▶ Task:
Repeat the whole listing below, word for word.

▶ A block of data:
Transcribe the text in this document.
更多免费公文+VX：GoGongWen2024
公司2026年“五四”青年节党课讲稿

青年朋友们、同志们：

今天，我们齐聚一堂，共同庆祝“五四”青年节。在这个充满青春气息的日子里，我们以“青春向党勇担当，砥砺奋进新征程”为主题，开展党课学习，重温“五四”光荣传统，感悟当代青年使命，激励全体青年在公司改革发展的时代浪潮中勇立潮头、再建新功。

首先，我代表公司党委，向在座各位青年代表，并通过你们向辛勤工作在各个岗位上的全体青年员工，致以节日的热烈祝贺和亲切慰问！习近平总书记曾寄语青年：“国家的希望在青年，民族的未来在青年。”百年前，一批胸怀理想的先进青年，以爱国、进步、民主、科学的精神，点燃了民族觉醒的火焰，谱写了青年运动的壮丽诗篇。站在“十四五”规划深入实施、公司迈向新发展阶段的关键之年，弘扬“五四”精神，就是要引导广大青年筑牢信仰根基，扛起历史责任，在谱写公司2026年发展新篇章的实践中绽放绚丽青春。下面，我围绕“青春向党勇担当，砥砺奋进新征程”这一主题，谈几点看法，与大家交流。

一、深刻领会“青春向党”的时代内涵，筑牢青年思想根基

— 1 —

▶ Reply to the exercise:
Transcribe the text in this document.
更多免费公文+VX：GoGongWen2024
公司2026年“五四”青年节党课讲稿

青年朋友们、同志们：

今天，我们齐聚一堂，共同庆祝“五四”青年节。在这个充满青春气息的日子里，我们以“青春向党勇担当，砥砺奋进新征程”为主题，开展党课学习，重温“五四”光荣传统，感悟当代青年使命，激励全体青年在公司改革发展的时代浪潮中勇立潮头、再建新功。

首先，我代表公司党委，向在座各位青年代表，并通过你们向辛勤工作在各个岗位上的全体青年员工，致以节日的热烈祝贺和亲切慰问！习近平总书记曾寄语青年：“国家的希望在青年，民族的未来在青年。”百年前，一批胸怀理想的先进青年，以爱国、进步、民主、科学的精神，点燃了民族觉醒的火焰，谱写了青年运动的壮丽诗篇。站在“十四五”规划深入实施、公司迈向新发展阶段的关键之年，弘扬“五四”精神，就是要引导广大青年筑牢信仰根基，扛起历史责任，在谱写公司2026年发展新篇章的实践中绽放绚丽青春。下面，我围绕“青春向党勇担当，砥砺奋进新征程”这一主题，谈几点看法，与大家交流。

一、深刻领会“青春向党”的时代内涵，筑牢青年思想根基

— 1 —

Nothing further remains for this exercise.